*EXERCISE*
Extract each record and reproduce it exactly.
___ INFORMATION PROVIDED ___
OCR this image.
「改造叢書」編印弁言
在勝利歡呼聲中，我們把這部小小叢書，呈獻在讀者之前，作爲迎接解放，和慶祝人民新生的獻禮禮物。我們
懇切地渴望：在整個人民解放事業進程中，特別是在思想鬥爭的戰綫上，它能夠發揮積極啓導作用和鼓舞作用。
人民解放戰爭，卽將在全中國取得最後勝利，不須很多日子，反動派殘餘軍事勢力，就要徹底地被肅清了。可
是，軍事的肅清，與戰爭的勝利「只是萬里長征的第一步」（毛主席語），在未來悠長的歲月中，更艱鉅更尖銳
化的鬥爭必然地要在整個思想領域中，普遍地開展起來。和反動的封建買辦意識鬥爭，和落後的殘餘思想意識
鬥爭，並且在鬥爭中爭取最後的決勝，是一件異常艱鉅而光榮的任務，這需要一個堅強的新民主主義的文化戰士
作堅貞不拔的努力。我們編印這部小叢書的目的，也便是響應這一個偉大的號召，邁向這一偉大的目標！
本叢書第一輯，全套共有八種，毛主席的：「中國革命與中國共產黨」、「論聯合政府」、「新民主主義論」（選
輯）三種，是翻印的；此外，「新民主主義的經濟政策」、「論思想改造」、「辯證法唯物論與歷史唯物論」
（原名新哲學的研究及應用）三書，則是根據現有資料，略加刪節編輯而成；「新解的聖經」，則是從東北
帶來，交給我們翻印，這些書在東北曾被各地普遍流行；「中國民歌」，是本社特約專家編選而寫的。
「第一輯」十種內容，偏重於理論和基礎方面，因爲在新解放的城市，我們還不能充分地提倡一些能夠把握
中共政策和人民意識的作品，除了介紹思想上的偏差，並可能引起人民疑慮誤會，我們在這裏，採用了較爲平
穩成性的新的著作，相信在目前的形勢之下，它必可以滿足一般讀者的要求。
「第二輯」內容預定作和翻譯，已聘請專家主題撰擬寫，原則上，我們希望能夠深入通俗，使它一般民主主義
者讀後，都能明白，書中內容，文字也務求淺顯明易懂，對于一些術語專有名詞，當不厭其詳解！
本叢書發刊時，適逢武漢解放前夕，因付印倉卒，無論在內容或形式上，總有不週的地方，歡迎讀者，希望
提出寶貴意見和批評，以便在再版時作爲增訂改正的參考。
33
___
*EXERCISE SOLUTION*
OCR this image.
「改造叢書」編印弁言
在勝利歡呼聲中，我們把這部小小叢書，呈獻在讀者之前，作爲迎接解放，和慶祝人民新生的獻禮禮物。我們
懇切地渴望：在整個人民解放事業進程中，特別是在思想鬥爭的戰綫上，它能夠發揮積極啓導作用和鼓舞作用。
人民解放戰爭，卽將在全中國取得最後勝利，不須很多日子，反動派殘餘軍事勢力，就要徹底地被肅清了。可
是，軍事的肅清，與戰爭的勝利「只是萬里長征的第一步」（毛主席語），在未來悠長的歲月中，更艱鉅更尖銳
化的鬥爭必然地要在整個思想領域中，普遍地開展起來。和反動的封建買辦意識鬥爭，和落後的殘餘思想意識
鬥爭，並且在鬥爭中爭取最後的決勝，是一件異常艱鉅而光榮的任務，這需要一個堅強的新民主主義的文化戰士
作堅貞不拔的努力。我們編印這部小叢書的目的，也便是響應這一個偉大的號召，邁向這一偉大的目標！
本叢書第一輯，全套共有八種，毛主席的：「中國革命與中國共產黨」、「論聯合政府」、「新民主主義論」（選
輯）三種，是翻印的；此外，「新民主主義的經濟政策」、「論思想改造」、「辯證法唯物論與歷史唯物論」
（原名新哲學的研究及應用）三書，則是根據現有資料，略加刪節編輯而成；「新解的聖經」，則是從東北
帶來，交給我們翻印，這些書在東北曾被各地普遍流行；「中國民歌」，是本社特約專家編選而寫的。
「第一輯」十種內容，偏重於理論和基礎方面，因爲在新解放的城市，我們還不能充分地提倡一些能夠把握
中共政策和人民意識的作品，除了介紹思想上的偏差，並可能引起人民疑慮誤會，我們在這裏，採用了較爲平
穩成性的新的著作，相信在目前的形勢之下，它必可以滿足一般讀者的要求。
「第二輯」內容預定作和翻譯，已聘請專家主題撰擬寫，原則上，我們希望能夠深入通俗，使它一般民主主義
者讀後，都能明白，書中內容，文字也務求淺顯明易懂，對于一些術語專有名詞，當不厭其詳解！
本叢書發刊時，適逢武漢解放前夕，因付印倉卒，無論在內容或形式上，總有不週的地方，歡迎讀者，希望
提出寶貴意見和批評，以便在再版時作爲增訂改正的參考。
33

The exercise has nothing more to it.